● Work instructions:
Rewrite the data below as a numbered list with no blank lines, starting at the line that contains "Find all labels, buttons, inputs, and" and ending at the line that contains "- price-series-line: [40, 17, 849, 497]", with both of those lines included. Leave the pictures out of your list.

● Dataset records:
══════════════════════════════

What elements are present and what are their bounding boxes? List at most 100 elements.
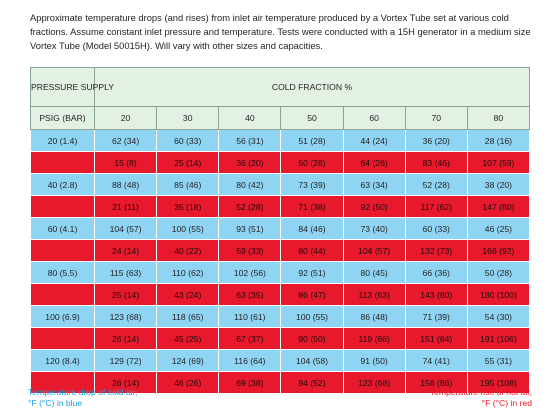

══════════════════════════════

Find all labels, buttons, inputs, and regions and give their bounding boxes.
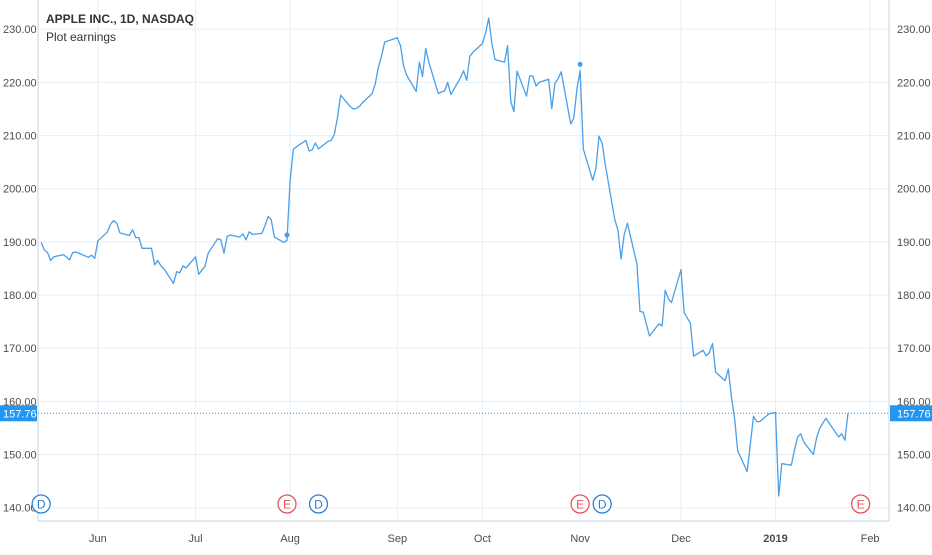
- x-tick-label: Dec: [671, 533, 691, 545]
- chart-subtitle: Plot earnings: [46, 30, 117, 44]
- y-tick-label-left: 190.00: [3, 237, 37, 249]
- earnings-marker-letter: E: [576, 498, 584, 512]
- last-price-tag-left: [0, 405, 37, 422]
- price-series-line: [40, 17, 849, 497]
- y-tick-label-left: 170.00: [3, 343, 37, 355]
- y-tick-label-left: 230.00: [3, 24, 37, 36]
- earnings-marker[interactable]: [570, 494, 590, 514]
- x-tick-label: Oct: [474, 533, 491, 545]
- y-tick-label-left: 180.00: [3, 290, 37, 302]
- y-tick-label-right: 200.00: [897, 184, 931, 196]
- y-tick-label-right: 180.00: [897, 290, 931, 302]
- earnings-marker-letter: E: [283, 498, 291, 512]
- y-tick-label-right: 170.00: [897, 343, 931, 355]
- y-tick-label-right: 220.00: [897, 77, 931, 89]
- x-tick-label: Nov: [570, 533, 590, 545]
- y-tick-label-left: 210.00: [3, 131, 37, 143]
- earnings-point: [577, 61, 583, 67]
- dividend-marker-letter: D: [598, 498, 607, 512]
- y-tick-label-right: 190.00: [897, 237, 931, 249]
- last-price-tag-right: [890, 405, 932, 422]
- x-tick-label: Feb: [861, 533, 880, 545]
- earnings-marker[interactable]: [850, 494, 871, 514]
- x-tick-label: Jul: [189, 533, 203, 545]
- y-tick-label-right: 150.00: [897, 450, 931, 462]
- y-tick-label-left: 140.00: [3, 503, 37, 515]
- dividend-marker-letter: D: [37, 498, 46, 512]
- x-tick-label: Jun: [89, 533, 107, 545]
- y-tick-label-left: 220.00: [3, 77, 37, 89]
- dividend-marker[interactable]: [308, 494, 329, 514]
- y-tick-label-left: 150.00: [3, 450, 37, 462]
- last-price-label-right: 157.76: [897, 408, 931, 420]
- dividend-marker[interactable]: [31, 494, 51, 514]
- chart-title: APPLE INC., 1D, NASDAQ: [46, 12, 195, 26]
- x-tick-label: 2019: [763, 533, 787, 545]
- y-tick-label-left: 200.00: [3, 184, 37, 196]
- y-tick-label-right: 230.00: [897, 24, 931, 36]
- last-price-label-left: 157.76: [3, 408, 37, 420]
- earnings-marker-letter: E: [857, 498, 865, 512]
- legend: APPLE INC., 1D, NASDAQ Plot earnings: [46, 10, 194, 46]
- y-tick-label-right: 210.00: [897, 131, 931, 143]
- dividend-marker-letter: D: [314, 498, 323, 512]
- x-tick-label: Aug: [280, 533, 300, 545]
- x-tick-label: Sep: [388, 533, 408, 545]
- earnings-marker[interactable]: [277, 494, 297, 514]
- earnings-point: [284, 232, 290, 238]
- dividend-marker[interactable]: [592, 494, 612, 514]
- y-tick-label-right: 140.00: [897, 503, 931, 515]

══════════════════════════════

● Task result:
1. Find all labels, buttons, inputs, and regions and give their bounding boxes.
2. - x-tick-label: Dec: [671, 533, 691, 545]
3. - chart-subtitle: Plot earnings: [46, 30, 117, 44]
4. - y-tick-label-left: 190.00: [3, 237, 37, 249]
5. - earnings-marker-letter: E: [576, 498, 584, 512]
6. - last-price-tag-left: [0, 405, 37, 422]
7. - price-series-line: [40, 17, 849, 497]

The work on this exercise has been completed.